▶ [Stored records]:
_ _ _ _

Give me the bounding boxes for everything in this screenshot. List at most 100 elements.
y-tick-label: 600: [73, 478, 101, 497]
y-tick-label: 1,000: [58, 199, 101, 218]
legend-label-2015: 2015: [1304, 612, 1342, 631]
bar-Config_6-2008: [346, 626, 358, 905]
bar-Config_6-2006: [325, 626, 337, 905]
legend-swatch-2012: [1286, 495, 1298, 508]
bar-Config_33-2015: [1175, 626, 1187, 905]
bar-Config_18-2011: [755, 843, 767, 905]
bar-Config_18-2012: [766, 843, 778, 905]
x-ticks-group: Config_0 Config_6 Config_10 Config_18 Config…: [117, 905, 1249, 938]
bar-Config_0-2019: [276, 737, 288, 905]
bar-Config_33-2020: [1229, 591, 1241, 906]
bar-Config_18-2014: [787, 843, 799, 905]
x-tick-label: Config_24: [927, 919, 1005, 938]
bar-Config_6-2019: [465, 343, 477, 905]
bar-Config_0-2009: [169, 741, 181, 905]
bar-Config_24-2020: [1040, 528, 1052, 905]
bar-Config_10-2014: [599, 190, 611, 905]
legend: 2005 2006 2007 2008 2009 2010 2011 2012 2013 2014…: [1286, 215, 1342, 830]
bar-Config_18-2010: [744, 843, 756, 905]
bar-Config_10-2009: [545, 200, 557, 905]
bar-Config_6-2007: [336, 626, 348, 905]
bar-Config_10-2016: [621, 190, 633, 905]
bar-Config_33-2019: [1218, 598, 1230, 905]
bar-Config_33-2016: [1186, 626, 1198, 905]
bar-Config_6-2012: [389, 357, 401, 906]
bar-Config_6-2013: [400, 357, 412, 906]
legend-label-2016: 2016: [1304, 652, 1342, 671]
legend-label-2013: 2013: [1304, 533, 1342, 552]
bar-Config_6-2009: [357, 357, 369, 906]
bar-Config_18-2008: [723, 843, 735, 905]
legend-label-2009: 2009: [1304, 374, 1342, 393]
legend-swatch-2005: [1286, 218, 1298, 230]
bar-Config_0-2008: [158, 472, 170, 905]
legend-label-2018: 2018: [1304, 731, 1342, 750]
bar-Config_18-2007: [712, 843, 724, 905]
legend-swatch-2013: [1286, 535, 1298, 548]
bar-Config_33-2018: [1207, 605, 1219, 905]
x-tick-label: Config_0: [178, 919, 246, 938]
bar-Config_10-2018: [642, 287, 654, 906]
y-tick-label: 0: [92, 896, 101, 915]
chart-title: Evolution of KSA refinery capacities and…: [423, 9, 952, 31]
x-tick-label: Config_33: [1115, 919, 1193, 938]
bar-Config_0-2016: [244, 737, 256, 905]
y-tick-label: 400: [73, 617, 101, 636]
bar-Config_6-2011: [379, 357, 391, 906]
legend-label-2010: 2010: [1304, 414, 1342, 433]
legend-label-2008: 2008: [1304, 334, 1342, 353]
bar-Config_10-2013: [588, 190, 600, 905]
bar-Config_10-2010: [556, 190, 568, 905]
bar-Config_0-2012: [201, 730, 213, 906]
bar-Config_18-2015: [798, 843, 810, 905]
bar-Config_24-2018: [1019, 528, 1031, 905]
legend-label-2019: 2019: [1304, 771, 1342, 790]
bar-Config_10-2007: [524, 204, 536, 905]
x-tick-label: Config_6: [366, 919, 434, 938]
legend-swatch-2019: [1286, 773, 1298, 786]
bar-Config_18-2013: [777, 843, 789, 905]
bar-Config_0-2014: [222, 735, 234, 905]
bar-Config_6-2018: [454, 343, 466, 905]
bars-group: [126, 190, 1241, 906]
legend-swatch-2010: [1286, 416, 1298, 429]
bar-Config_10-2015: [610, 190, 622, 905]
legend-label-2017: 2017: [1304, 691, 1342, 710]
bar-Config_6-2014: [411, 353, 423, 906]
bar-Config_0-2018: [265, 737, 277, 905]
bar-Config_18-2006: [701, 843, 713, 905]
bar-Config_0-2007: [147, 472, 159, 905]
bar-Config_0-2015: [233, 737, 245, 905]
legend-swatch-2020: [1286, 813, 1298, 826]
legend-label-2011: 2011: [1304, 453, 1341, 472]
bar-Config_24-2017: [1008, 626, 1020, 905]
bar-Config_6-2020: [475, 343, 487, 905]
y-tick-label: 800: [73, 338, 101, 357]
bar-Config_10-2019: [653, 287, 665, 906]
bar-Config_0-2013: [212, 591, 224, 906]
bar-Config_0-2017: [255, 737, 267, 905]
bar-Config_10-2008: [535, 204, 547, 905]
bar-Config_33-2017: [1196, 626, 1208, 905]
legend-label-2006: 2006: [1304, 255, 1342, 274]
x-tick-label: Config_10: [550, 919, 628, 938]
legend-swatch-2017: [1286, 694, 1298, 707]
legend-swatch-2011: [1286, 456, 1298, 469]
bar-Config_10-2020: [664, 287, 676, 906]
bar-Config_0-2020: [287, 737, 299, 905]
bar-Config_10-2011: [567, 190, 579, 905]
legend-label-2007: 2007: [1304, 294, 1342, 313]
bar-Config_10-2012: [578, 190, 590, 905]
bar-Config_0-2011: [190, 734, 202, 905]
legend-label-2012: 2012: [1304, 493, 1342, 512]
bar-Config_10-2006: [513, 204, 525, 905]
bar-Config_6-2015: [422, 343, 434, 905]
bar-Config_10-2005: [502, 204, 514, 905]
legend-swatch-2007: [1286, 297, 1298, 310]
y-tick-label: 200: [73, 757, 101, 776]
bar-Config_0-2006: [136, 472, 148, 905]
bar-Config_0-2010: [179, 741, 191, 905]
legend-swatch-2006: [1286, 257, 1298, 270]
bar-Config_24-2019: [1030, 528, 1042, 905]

_ _ _ _

▶ [What you have to do]:
Swap "legend-swatch" for "legend-marker" in the lines running from the start of the records through the line with "bar-Config_10-2018: [642, 287, 654, 906]", and return those lines with everything else unchanged.

▶ [Problem solution]:
Give me the bounding boxes for everything in this screenshot. List at most 100 elements.
y-tick-label: 600: [73, 478, 101, 497]
y-tick-label: 1,000: [58, 199, 101, 218]
legend-label-2015: 2015: [1304, 612, 1342, 631]
bar-Config_6-2008: [346, 626, 358, 905]
bar-Config_6-2006: [325, 626, 337, 905]
legend-marker-2012: [1286, 495, 1298, 508]
bar-Config_33-2015: [1175, 626, 1187, 905]
bar-Config_18-2011: [755, 843, 767, 905]
bar-Config_18-2012: [766, 843, 778, 905]
x-ticks-group: Config_0 Config_6 Config_10 Config_18 Config…: [117, 905, 1249, 938]
bar-Config_0-2019: [276, 737, 288, 905]
bar-Config_33-2020: [1229, 591, 1241, 906]
bar-Config_18-2014: [787, 843, 799, 905]
x-tick-label: Config_24: [927, 919, 1005, 938]
bar-Config_6-2019: [465, 343, 477, 905]
bar-Config_0-2009: [169, 741, 181, 905]
bar-Config_24-2020: [1040, 528, 1052, 905]
bar-Config_10-2014: [599, 190, 611, 905]
legend: 2005 2006 2007 2008 2009 2010 2011 2012 2013 2014…: [1286, 215, 1342, 830]
bar-Config_18-2010: [744, 843, 756, 905]
bar-Config_10-2009: [545, 200, 557, 905]
bar-Config_6-2007: [336, 626, 348, 905]
bar-Config_10-2016: [621, 190, 633, 905]
bar-Config_33-2019: [1218, 598, 1230, 905]
bar-Config_33-2016: [1186, 626, 1198, 905]
bar-Config_6-2012: [389, 357, 401, 906]
bar-Config_6-2013: [400, 357, 412, 906]
legend-label-2016: 2016: [1304, 652, 1342, 671]
legend-label-2013: 2013: [1304, 533, 1342, 552]
bar-Config_6-2009: [357, 357, 369, 906]
bar-Config_18-2008: [723, 843, 735, 905]
legend-label-2009: 2009: [1304, 374, 1342, 393]
legend-marker-2005: [1286, 218, 1298, 230]
bar-Config_0-2008: [158, 472, 170, 905]
legend-label-2018: 2018: [1304, 731, 1342, 750]
bar-Config_18-2007: [712, 843, 724, 905]
legend-marker-2013: [1286, 535, 1298, 548]
bar-Config_33-2018: [1207, 605, 1219, 905]
x-tick-label: Config_0: [178, 919, 246, 938]
bar-Config_10-2018: [642, 287, 654, 906]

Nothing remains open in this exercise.